* What you need to do:
In this exercise, reproduce all the entries that follow exactly.

# START OF Material for this exercise

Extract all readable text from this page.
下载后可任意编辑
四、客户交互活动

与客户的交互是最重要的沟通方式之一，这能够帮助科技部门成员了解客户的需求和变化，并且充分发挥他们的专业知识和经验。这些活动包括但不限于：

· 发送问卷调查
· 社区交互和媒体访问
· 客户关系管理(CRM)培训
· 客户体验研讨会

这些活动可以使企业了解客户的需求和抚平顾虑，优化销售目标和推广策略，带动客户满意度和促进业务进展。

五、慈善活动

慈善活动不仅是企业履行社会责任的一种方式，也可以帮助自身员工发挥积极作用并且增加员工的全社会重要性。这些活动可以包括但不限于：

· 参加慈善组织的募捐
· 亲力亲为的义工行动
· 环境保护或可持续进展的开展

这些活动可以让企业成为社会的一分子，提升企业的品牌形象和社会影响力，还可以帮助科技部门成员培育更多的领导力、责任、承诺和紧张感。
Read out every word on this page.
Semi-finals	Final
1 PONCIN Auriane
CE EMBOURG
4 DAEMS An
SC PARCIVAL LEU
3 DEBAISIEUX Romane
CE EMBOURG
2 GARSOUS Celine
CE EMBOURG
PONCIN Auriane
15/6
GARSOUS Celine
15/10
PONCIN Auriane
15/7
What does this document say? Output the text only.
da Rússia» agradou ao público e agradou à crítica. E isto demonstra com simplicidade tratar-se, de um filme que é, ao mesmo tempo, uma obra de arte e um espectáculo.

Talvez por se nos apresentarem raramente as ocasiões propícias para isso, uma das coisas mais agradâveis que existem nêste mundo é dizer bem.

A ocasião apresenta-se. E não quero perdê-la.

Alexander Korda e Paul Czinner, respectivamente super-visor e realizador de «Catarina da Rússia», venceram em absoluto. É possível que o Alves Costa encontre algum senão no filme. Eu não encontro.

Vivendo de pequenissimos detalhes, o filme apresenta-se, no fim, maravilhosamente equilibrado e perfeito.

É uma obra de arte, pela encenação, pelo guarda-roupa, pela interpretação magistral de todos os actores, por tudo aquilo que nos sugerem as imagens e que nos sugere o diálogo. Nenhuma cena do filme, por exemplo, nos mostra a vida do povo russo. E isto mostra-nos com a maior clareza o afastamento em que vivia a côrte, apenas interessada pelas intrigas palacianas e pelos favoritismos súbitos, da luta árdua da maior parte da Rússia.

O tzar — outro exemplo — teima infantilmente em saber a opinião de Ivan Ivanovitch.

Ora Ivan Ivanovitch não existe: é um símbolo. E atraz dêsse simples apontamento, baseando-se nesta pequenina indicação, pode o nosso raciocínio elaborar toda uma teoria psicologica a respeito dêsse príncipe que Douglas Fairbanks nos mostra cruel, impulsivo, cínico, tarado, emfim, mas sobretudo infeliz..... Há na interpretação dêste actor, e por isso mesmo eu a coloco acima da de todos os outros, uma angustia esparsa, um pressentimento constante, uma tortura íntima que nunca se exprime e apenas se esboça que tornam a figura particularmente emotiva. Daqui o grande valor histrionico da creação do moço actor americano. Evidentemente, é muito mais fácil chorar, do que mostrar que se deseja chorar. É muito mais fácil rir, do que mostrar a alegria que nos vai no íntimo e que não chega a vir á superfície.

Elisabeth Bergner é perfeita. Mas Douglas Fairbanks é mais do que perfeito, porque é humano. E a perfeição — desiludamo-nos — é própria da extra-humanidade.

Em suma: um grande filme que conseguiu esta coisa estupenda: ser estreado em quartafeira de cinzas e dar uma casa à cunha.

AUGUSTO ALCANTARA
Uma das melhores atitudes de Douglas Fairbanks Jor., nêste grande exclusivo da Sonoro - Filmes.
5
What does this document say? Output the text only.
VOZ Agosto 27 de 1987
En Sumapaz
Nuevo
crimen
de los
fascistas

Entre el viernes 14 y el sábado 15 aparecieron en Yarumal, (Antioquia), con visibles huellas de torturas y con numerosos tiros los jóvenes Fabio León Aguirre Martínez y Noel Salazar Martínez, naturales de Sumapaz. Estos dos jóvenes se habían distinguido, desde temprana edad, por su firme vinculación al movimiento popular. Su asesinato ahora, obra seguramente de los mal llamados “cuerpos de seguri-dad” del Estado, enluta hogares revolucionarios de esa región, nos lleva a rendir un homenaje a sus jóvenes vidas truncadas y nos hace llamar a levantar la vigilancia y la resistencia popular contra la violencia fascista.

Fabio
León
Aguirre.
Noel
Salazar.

# END OF Material for this exercise

* Correct output:
Extract all readable text from this page.
下载后可任意编辑
四、客户交互活动

与客户的交互是最重要的沟通方式之一，这能够帮助科技部门成员了解客户的需求和变化，并且充分发挥他们的专业知识和经验。这些活动包括但不限于：

· 发送问卷调查
· 社区交互和媒体访问
· 客户关系管理(CRM)培训
· 客户体验研讨会

这些活动可以使企业了解客户的需求和抚平顾虑，优化销售目标和推广策略，带动客户满意度和促进业务进展。

五、慈善活动

慈善活动不仅是企业履行社会责任的一种方式，也可以帮助自身员工发挥积极作用并且增加员工的全社会重要性。这些活动可以包括但不限于：

· 参加慈善组织的募捐
· 亲力亲为的义工行动
· 环境保护或可持续进展的开展

这些活动可以让企业成为社会的一分子，提升企业的品牌形象和社会影响力，还可以帮助科技部门成员培育更多的领导力、责任、承诺和紧张感。
Read out every word on this page.
Semi-finals	Final
1 PONCIN Auriane
CE EMBOURG
4 DAEMS An
SC PARCIVAL LEU
3 DEBAISIEUX Romane
CE EMBOURG
2 GARSOUS Celine
CE EMBOURG
PONCIN Auriane
15/6
GARSOUS Celine
15/10
PONCIN Auriane
15/7
What does this document say? Output the text only.
da Rússia» agradou ao público e agradou à crítica. E isto demonstra com simplicidade tratar-se, de um filme que é, ao mesmo tempo, uma obra de arte e um espectáculo.

Talvez por se nos apresentarem raramente as ocasiões propícias para isso, uma das coisas mais agradâveis que existem nêste mundo é dizer bem.

A ocasião apresenta-se. E não quero perdê-la.

Alexander Korda e Paul Czinner, respectivamente super-visor e realizador de «Catarina da Rússia», venceram em absoluto. É possível que o Alves Costa encontre algum senão no filme. Eu não encontro.

Vivendo de pequenissimos detalhes, o filme apresenta-se, no fim, maravilhosamente equilibrado e perfeito.

É uma obra de arte, pela encenação, pelo guarda-roupa, pela interpretação magistral de todos os actores, por tudo aquilo que nos sugerem as imagens e que nos sugere o diálogo. Nenhuma cena do filme, por exemplo, nos mostra a vida do povo russo. E isto mostra-nos com a maior clareza o afastamento em que vivia a côrte, apenas interessada pelas intrigas palacianas e pelos favoritismos súbitos, da luta árdua da maior parte da Rússia.

O tzar — outro exemplo — teima infantilmente em saber a opinião de Ivan Ivanovitch.

Ora Ivan Ivanovitch não existe: é um símbolo. E atraz dêsse simples apontamento, baseando-se nesta pequenina indicação, pode o nosso raciocínio elaborar toda uma teoria psicologica a respeito dêsse príncipe que Douglas Fairbanks nos mostra cruel, impulsivo, cínico, tarado, emfim, mas sobretudo infeliz..... Há na interpretação dêste actor, e por isso mesmo eu a coloco acima da de todos os outros, uma angustia esparsa, um pressentimento constante, uma tortura íntima que nunca se exprime e apenas se esboça que tornam a figura particularmente emotiva. Daqui o grande valor histrionico da creação do moço actor americano. Evidentemente, é muito mais fácil chorar, do que mostrar que se deseja chorar. É muito mais fácil rir, do que mostrar a alegria que nos vai no íntimo e que não chega a vir á superfície.

Elisabeth Bergner é perfeita. Mas Douglas Fairbanks é mais do que perfeito, porque é humano. E a perfeição — desiludamo-nos — é própria da extra-humanidade.

Em suma: um grande filme que conseguiu esta coisa estupenda: ser estreado em quartafeira de cinzas e dar uma casa à cunha.

AUGUSTO ALCANTARA
Uma das melhores atitudes de Douglas Fairbanks Jor., nêste grande exclusivo da Sonoro - Filmes.
5
What does this document say? Output the text only.
VOZ Agosto 27 de 1987
En Sumapaz
Nuevo
crimen
de los
fascistas

Entre el viernes 14 y el sábado 15 aparecieron en Yarumal, (Antioquia), con visibles huellas de torturas y con numerosos tiros los jóvenes Fabio León Aguirre Martínez y Noel Salazar Martínez, naturales de Sumapaz. Estos dos jóvenes se habían distinguido, desde temprana edad, por su firme vinculación al movimiento popular. Su asesinato ahora, obra seguramente de los mal llamados “cuerpos de seguri-dad” del Estado, enluta hogares revolucionarios de esa región, nos lleva a rendir un homenaje a sus jóvenes vidas truncadas y nos hace llamar a levantar la vigilancia y la resistencia popular contra la violencia fascista.

Fabio
León
Aguirre.
Noel
Salazar.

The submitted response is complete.